AVAILABLE DATA:
════
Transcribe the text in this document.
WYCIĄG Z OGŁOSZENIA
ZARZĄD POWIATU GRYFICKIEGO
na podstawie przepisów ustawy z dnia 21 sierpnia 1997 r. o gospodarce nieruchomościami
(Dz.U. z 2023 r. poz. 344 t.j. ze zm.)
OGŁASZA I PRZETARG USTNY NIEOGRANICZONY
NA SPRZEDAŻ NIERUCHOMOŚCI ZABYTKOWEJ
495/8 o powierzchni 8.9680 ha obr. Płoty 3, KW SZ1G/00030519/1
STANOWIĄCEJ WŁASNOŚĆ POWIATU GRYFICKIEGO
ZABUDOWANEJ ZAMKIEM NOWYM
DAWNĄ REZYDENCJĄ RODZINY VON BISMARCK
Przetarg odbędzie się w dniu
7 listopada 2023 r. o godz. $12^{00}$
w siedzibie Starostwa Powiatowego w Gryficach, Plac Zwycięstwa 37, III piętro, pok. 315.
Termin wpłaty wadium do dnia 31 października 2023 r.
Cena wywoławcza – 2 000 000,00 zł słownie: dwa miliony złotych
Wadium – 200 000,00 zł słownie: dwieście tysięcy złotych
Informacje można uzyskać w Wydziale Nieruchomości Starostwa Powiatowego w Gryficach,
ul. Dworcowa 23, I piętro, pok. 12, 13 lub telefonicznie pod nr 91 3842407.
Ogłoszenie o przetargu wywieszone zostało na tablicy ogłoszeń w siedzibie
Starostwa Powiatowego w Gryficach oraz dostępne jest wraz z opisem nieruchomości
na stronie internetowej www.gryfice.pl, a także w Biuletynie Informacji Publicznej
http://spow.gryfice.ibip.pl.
════
EXERCISE:
Each line of the material above needs to be quoted exactly, please.

OUTPUT FOR THIS EXERCISE:
Transcribe the text in this document.
WYCIĄG Z OGŁOSZENIA
ZARZĄD POWIATU GRYFICKIEGO
na podstawie przepisów ustawy z dnia 21 sierpnia 1997 r. o gospodarce nieruchomościami
(Dz.U. z 2023 r. poz. 344 t.j. ze zm.)
OGŁASZA I PRZETARG USTNY NIEOGRANICZONY
NA SPRZEDAŻ NIERUCHOMOŚCI ZABYTKOWEJ
495/8 o powierzchni 8.9680 ha obr. Płoty 3, KW SZ1G/00030519/1
STANOWIĄCEJ WŁASNOŚĆ POWIATU GRYFICKIEGO
ZABUDOWANEJ ZAMKIEM NOWYM
DAWNĄ REZYDENCJĄ RODZINY VON BISMARCK
Przetarg odbędzie się w dniu
7 listopada 2023 r. o godz. $12^{00}$
w siedzibie Starostwa Powiatowego w Gryficach, Plac Zwycięstwa 37, III piętro, pok. 315.
Termin wpłaty wadium do dnia 31 października 2023 r.
Cena wywoławcza – 2 000 000,00 zł słownie: dwa miliony złotych
Wadium – 200 000,00 zł słownie: dwieście tysięcy złotych
Informacje można uzyskać w Wydziale Nieruchomości Starostwa Powiatowego w Gryficach,
ul. Dworcowa 23, I piętro, pok. 12, 13 lub telefonicznie pod nr 91 3842407.
Ogłoszenie o przetargu wywieszone zostało na tablicy ogłoszeń w siedzibie
Starostwa Powiatowego w Gryficach oraz dostępne jest wraz z opisem nieruchomości
na stronie internetowej www.gryfice.pl, a także w Biuletynie Informacji Publicznej
http://spow.gryfice.ibip.pl.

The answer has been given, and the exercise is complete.